Written problem
Repeat all the records exactly, omitting pictures.

======

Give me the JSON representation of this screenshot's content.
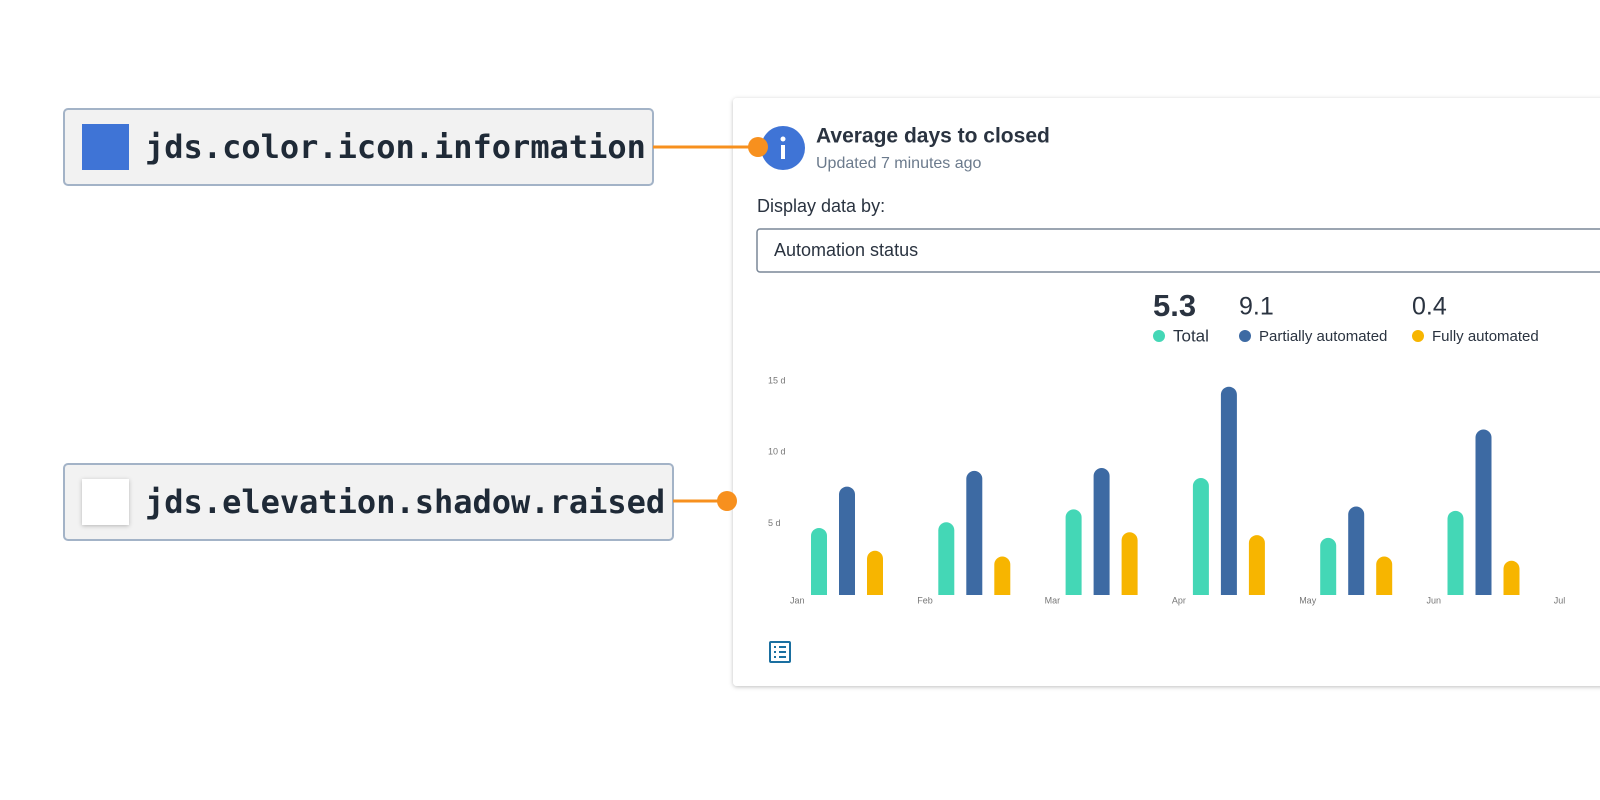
{
  "annotations": [
    {
      "label": "jds.color.icon.information",
      "swatch": "#3f74d6"
    },
    {
      "label": "jds.elevation.shadow.raised",
      "swatch": "#ffffff"
    }
  ],
  "card": {
    "title": "Average days to closed",
    "subtitle": "Updated 7 minutes ago",
    "filter_label": "Display data by:",
    "filter_value": "Automation status"
  },
  "chart_data": {
    "type": "bar",
    "summary": [
      5.3,
      9.1,
      0.4
    ],
    "categories": [
      "Jan",
      "Feb",
      "Mar",
      "Apr",
      "May",
      "Jun",
      "Jul"
    ],
    "series": [
      {
        "name": "Total",
        "color": "#44d7b6",
        "values": [
          4.7,
          5.1,
          6.0,
          8.2,
          4.0,
          5.9,
          null
        ]
      },
      {
        "name": "Partially automated",
        "color": "#3d6aa3",
        "values": [
          7.6,
          8.7,
          8.9,
          14.6,
          6.2,
          11.6,
          null
        ]
      },
      {
        "name": "Fully automated",
        "color": "#f7b500",
        "values": [
          3.1,
          2.7,
          4.4,
          4.2,
          2.7,
          2.4,
          null
        ]
      }
    ],
    "ylim": [
      0,
      15
    ],
    "yticks": [
      {
        "value": 5,
        "label": "5 d"
      },
      {
        "value": 10,
        "label": "10 d"
      },
      {
        "value": 15,
        "label": "15 d"
      }
    ]
  }
}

======

The completed task
Give me the JSON representation of this screenshot's content.
{
  "annotations": [
    {
      "label": "jds.color.icon.information",
      "swatch": "#3f74d6"
    },
    {
      "label": "jds.elevation.shadow.raised",
      "swatch": "#ffffff"
    }
  ],
  "card": {
    "title": "Average days to closed",
    "subtitle": "Updated 7 minutes ago",
    "filter_label": "Display data by:",
    "filter_value": "Automation status"
  },
  "chart_data": {
    "type": "bar",
    "summary": [
      5.3,
      9.1,
      0.4
    ],
    "categories": [
      "Jan",
      "Feb",
      "Mar",
      "Apr",
      "May",
      "Jun",
      "Jul"
    ],
    "series": [
      {
        "name": "Total",
        "color": "#44d7b6",
        "values": [
          4.7,
          5.1,
          6.0,
          8.2,
          4.0,
          5.9,
          null
        ]
      },
      {
        "name": "Partially automated",
        "color": "#3d6aa3",
        "values": [
          7.6,
          8.7,
          8.9,
          14.6,
          6.2,
          11.6,
          null
        ]
      },
      {
        "name": "Fully automated",
        "color": "#f7b500",
        "values": [
          3.1,
          2.7,
          4.4,
          4.2,
          2.7,
          2.4,
          null
        ]
      }
    ],
    "ylim": [
      0,
      15
    ],
    "yticks": [
      {
        "value": 5,
        "label": "5 d"
      },
      {
        "value": 10,
        "label": "10 d"
      },
      {
        "value": 15,
        "label": "15 d"
      }
    ]
  }
}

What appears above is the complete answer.